Written task
Write out the material exactly. Do not include the pictures.

[Data entries]
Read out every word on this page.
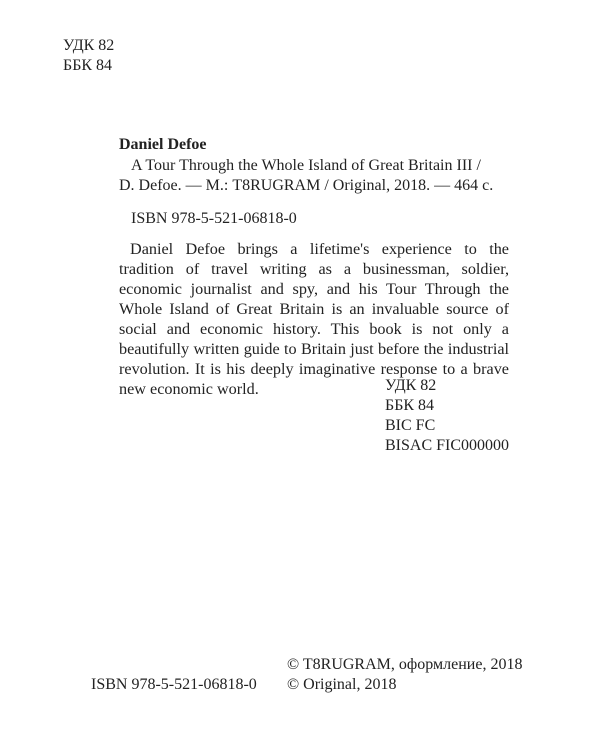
УДК 82
ББК 84
Daniel Defoe
A Tour Through the Whole Island of Great Britain III /
D. Defoe. — М.: T8RUGRAM / Original, 2018. — 464 с.
ISBN 978-5-521-06818-0

Daniel Defoe brings a lifetime's experience to the tradition of travel writing as a businessman, soldier, economic journalist and spy, and his Tour Through the Whole Island of Great Britain is an invaluable source of social and economic history. This book is not only a beautifully written guide to Britain just before the industrial revolution. It is his deeply imaginative response to a brave new economic world.	УДК 82
ББК 84
BIC FC
BISAC FIC000000
ISBN 978-5-521-06818-0
© T8RUGRAM, оформление, 2018
© Original, 2018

Written solution
Read out every word on this page.
УДК 82
ББК 84
Daniel Defoe
A Tour Through the Whole Island of Great Britain III /
D. Defoe. — М.: T8RUGRAM / Original, 2018. — 464 с.
ISBN 978-5-521-06818-0

Daniel Defoe brings a lifetime's experience to the tradition of travel writing as a businessman, soldier, economic journalist and spy, and his Tour Through the Whole Island of Great Britain is an invaluable source of social and economic history. This book is not only a beautifully written guide to Britain just before the industrial revolution. It is his deeply imaginative response to a brave new economic world.	УДК 82
ББК 84
BIC FC
BISAC FIC000000
ISBN 978-5-521-06818-0
© T8RUGRAM, оформление, 2018
© Original, 2018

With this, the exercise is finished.